-- START OF Data to use --

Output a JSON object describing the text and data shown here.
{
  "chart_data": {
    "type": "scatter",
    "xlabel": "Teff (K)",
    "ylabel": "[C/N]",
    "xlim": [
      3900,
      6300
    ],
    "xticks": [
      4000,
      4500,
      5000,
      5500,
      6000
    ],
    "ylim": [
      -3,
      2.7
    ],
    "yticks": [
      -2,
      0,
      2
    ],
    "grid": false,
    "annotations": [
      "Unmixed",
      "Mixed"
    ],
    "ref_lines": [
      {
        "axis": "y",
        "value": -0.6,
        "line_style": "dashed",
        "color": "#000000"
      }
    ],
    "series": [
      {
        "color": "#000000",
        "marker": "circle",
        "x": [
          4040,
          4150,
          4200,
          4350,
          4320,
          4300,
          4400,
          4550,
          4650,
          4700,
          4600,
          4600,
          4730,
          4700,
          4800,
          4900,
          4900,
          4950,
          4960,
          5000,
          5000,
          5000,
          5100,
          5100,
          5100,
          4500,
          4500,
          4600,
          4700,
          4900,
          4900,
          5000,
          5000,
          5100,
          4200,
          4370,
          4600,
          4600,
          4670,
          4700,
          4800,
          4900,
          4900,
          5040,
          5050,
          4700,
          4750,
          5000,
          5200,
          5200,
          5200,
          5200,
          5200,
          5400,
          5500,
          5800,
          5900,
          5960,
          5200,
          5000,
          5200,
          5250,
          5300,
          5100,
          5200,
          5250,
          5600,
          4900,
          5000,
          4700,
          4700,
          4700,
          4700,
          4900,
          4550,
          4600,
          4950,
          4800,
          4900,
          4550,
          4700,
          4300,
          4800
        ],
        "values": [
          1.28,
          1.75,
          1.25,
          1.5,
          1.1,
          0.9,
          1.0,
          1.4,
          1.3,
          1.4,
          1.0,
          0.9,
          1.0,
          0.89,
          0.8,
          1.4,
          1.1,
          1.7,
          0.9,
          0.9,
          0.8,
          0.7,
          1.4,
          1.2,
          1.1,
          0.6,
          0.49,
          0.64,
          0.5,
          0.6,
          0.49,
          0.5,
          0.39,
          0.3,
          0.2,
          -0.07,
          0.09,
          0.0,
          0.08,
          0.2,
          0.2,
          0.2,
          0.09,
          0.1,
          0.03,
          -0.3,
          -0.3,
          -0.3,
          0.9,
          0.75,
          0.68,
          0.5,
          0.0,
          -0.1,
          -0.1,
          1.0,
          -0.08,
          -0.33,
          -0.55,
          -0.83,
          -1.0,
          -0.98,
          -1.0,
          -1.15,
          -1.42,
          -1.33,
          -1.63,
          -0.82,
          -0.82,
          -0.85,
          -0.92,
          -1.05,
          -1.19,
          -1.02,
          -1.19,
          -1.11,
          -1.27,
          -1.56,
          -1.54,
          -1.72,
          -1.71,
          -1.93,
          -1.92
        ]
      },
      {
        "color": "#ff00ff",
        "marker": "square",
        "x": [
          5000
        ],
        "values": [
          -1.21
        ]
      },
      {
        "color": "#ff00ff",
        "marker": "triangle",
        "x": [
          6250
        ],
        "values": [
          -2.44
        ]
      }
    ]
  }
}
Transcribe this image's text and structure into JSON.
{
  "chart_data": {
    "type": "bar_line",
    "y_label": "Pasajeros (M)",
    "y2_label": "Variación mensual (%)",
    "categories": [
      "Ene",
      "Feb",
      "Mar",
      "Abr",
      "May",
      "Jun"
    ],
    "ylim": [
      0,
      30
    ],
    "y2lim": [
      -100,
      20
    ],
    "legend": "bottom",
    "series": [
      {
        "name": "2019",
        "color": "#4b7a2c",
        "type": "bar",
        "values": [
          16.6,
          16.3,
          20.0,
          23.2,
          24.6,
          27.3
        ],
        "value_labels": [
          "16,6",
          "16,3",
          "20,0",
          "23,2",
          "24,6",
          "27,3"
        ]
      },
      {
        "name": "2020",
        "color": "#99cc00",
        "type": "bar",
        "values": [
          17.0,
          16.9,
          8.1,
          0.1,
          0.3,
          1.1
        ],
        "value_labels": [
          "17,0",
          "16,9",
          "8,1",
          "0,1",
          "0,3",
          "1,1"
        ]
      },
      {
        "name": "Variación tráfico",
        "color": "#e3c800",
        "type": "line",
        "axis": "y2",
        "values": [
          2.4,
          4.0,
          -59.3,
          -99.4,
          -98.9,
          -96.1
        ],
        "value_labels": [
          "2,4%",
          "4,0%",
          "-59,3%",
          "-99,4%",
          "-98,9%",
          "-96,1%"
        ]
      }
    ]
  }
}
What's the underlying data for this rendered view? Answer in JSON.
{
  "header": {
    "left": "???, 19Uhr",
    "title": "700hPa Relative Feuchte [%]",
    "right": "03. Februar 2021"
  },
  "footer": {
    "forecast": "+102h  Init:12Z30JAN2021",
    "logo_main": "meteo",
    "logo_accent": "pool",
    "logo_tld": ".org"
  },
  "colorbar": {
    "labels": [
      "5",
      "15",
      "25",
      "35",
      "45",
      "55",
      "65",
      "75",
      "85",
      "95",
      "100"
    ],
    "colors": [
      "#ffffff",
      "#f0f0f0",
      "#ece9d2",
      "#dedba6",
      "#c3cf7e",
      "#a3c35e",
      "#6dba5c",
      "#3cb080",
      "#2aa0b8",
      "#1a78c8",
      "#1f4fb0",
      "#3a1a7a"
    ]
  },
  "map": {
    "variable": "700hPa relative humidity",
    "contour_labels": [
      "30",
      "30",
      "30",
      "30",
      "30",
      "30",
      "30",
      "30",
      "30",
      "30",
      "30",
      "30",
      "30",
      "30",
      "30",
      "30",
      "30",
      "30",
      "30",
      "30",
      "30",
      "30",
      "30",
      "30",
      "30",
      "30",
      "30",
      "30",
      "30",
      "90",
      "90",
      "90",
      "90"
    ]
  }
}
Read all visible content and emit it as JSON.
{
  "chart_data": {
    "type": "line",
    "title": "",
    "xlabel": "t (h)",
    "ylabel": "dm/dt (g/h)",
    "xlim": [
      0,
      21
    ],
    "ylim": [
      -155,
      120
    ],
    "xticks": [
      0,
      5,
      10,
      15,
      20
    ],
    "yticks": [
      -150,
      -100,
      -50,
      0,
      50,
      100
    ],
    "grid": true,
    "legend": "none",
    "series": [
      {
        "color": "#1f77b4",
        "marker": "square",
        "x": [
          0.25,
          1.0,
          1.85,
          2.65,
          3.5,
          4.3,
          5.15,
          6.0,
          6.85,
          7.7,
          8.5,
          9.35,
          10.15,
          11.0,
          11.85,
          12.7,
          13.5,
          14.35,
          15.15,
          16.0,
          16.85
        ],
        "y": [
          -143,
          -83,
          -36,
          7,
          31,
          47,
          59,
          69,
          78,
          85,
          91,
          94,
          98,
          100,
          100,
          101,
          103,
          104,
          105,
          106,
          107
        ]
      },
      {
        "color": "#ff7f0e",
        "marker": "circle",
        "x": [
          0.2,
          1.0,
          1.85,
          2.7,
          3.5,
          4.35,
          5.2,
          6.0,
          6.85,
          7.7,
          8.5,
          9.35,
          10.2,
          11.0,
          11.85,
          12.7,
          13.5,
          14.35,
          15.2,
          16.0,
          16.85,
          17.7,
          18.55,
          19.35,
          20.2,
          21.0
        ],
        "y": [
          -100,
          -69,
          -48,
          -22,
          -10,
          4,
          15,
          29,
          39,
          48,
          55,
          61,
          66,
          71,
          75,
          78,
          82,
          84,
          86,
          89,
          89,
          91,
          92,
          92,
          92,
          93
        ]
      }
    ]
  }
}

-- END OF Data to use --

What to produce
Nothing may be left out: return each entry exactly as it reads.

Completed exercise
Output a JSON object describing the text and data shown here.
{
  "chart_data": {
    "type": "scatter",
    "xlabel": "Teff (K)",
    "ylabel": "[C/N]",
    "xlim": [
      3900,
      6300
    ],
    "xticks": [
      4000,
      4500,
      5000,
      5500,
      6000
    ],
    "ylim": [
      -3,
      2.7
    ],
    "yticks": [
      -2,
      0,
      2
    ],
    "grid": false,
    "annotations": [
      "Unmixed",
      "Mixed"
    ],
    "ref_lines": [
      {
        "axis": "y",
        "value": -0.6,
        "line_style": "dashed",
        "color": "#000000"
      }
    ],
    "series": [
      {
        "color": "#000000",
        "marker": "circle",
        "x": [
          4040,
          4150,
          4200,
          4350,
          4320,
          4300,
          4400,
          4550,
          4650,
          4700,
          4600,
          4600,
          4730,
          4700,
          4800,
          4900,
          4900,
          4950,
          4960,
          5000,
          5000,
          5000,
          5100,
          5100,
          5100,
          4500,
          4500,
          4600,
          4700,
          4900,
          4900,
          5000,
          5000,
          5100,
          4200,
          4370,
          4600,
          4600,
          4670,
          4700,
          4800,
          4900,
          4900,
          5040,
          5050,
          4700,
          4750,
          5000,
          5200,
          5200,
          5200,
          5200,
          5200,
          5400,
          5500,
          5800,
          5900,
          5960,
          5200,
          5000,
          5200,
          5250,
          5300,
          5100,
          5200,
          5250,
          5600,
          4900,
          5000,
          4700,
          4700,
          4700,
          4700,
          4900,
          4550,
          4600,
          4950,
          4800,
          4900,
          4550,
          4700,
          4300,
          4800
        ],
        "values": [
          1.28,
          1.75,
          1.25,
          1.5,
          1.1,
          0.9,
          1.0,
          1.4,
          1.3,
          1.4,
          1.0,
          0.9,
          1.0,
          0.89,
          0.8,
          1.4,
          1.1,
          1.7,
          0.9,
          0.9,
          0.8,
          0.7,
          1.4,
          1.2,
          1.1,
          0.6,
          0.49,
          0.64,
          0.5,
          0.6,
          0.49,
          0.5,
          0.39,
          0.3,
          0.2,
          -0.07,
          0.09,
          0.0,
          0.08,
          0.2,
          0.2,
          0.2,
          0.09,
          0.1,
          0.03,
          -0.3,
          -0.3,
          -0.3,
          0.9,
          0.75,
          0.68,
          0.5,
          0.0,
          -0.1,
          -0.1,
          1.0,
          -0.08,
          -0.33,
          -0.55,
          -0.83,
          -1.0,
          -0.98,
          -1.0,
          -1.15,
          -1.42,
          -1.33,
          -1.63,
          -0.82,
          -0.82,
          -0.85,
          -0.92,
          -1.05,
          -1.19,
          -1.02,
          -1.19,
          -1.11,
          -1.27,
          -1.56,
          -1.54,
          -1.72,
          -1.71,
          -1.93,
          -1.92
        ]
      },
      {
        "color": "#ff00ff",
        "marker": "square",
        "x": [
          5000
        ],
        "values": [
          -1.21
        ]
      },
      {
        "color": "#ff00ff",
        "marker": "triangle",
        "x": [
          6250
        ],
        "values": [
          -2.44
        ]
      }
    ]
  }
}
Transcribe this image's text and structure into JSON.
{
  "chart_data": {
    "type": "bar_line",
    "y_label": "Pasajeros (M)",
    "y2_label": "Variación mensual (%)",
    "categories": [
      "Ene",
      "Feb",
      "Mar",
      "Abr",
      "May",
      "Jun"
    ],
    "ylim": [
      0,
      30
    ],
    "y2lim": [
      -100,
      20
    ],
    "legend": "bottom",
    "series": [
      {
        "name": "2019",
        "color": "#4b7a2c",
        "type": "bar",
        "values": [
          16.6,
          16.3,
          20.0,
          23.2,
          24.6,
          27.3
        ],
        "value_labels": [
          "16,6",
          "16,3",
          "20,0",
          "23,2",
          "24,6",
          "27,3"
        ]
      },
      {
        "name": "2020",
        "color": "#99cc00",
        "type": "bar",
        "values": [
          17.0,
          16.9,
          8.1,
          0.1,
          0.3,
          1.1
        ],
        "value_labels": [
          "17,0",
          "16,9",
          "8,1",
          "0,1",
          "0,3",
          "1,1"
        ]
      },
      {
        "name": "Variación tráfico",
        "color": "#e3c800",
        "type": "line",
        "axis": "y2",
        "values": [
          2.4,
          4.0,
          -59.3,
          -99.4,
          -98.9,
          -96.1
        ],
        "value_labels": [
          "2,4%",
          "4,0%",
          "-59,3%",
          "-99,4%",
          "-98,9%",
          "-96,1%"
        ]
      }
    ]
  }
}
What's the underlying data for this rendered view? Answer in JSON.
{
  "header": {
    "left": "???, 19Uhr",
    "title": "700hPa Relative Feuchte [%]",
    "right": "03. Februar 2021"
  },
  "footer": {
    "forecast": "+102h  Init:12Z30JAN2021",
    "logo_main": "meteo",
    "logo_accent": "pool",
    "logo_tld": ".org"
  },
  "colorbar": {
    "labels": [
      "5",
      "15",
      "25",
      "35",
      "45",
      "55",
      "65",
      "75",
      "85",
      "95",
      "100"
    ],
    "colors": [
      "#ffffff",
      "#f0f0f0",
      "#ece9d2",
      "#dedba6",
      "#c3cf7e",
      "#a3c35e",
      "#6dba5c",
      "#3cb080",
      "#2aa0b8",
      "#1a78c8",
      "#1f4fb0",
      "#3a1a7a"
    ]
  },
  "map": {
    "variable": "700hPa relative humidity",
    "contour_labels": [
      "30",
      "30",
      "30",
      "30",
      "30",
      "30",
      "30",
      "30",
      "30",
      "30",
      "30",
      "30",
      "30",
      "30",
      "30",
      "30",
      "30",
      "30",
      "30",
      "30",
      "30",
      "30",
      "30",
      "30",
      "30",
      "30",
      "30",
      "30",
      "30",
      "90",
      "90",
      "90",
      "90"
    ]
  }
}
Read all visible content and emit it as JSON.
{
  "chart_data": {
    "type": "line",
    "title": "",
    "xlabel": "t (h)",
    "ylabel": "dm/dt (g/h)",
    "xlim": [
      0,
      21
    ],
    "ylim": [
      -155,
      120
    ],
    "xticks": [
      0,
      5,
      10,
      15,
      20
    ],
    "yticks": [
      -150,
      -100,
      -50,
      0,
      50,
      100
    ],
    "grid": true,
    "legend": "none",
    "series": [
      {
        "color": "#1f77b4",
        "marker": "square",
        "x": [
          0.25,
          1.0,
          1.85,
          2.65,
          3.5,
          4.3,
          5.15,
          6.0,
          6.85,
          7.7,
          8.5,
          9.35,
          10.15,
          11.0,
          11.85,
          12.7,
          13.5,
          14.35,
          15.15,
          16.0,
          16.85
        ],
        "y": [
          -143,
          -83,
          -36,
          7,
          31,
          47,
          59,
          69,
          78,
          85,
          91,
          94,
          98,
          100,
          100,
          101,
          103,
          104,
          105,
          106,
          107
        ]
      },
      {
        "color": "#ff7f0e",
        "marker": "circle",
        "x": [
          0.2,
          1.0,
          1.85,
          2.7,
          3.5,
          4.35,
          5.2,
          6.0,
          6.85,
          7.7,
          8.5,
          9.35,
          10.2,
          11.0,
          11.85,
          12.7,
          13.5,
          14.35,
          15.2,
          16.0,
          16.85,
          17.7,
          18.55,
          19.35,
          20.2,
          21.0
        ],
        "y": [
          -100,
          -69,
          -48,
          -22,
          -10,
          4,
          15,
          29,
          39,
          48,
          55,
          61,
          66,
          71,
          75,
          78,
          82,
          84,
          86,
          89,
          89,
          91,
          92,
          92,
          92,
          93
        ]
      }
    ]
  }
}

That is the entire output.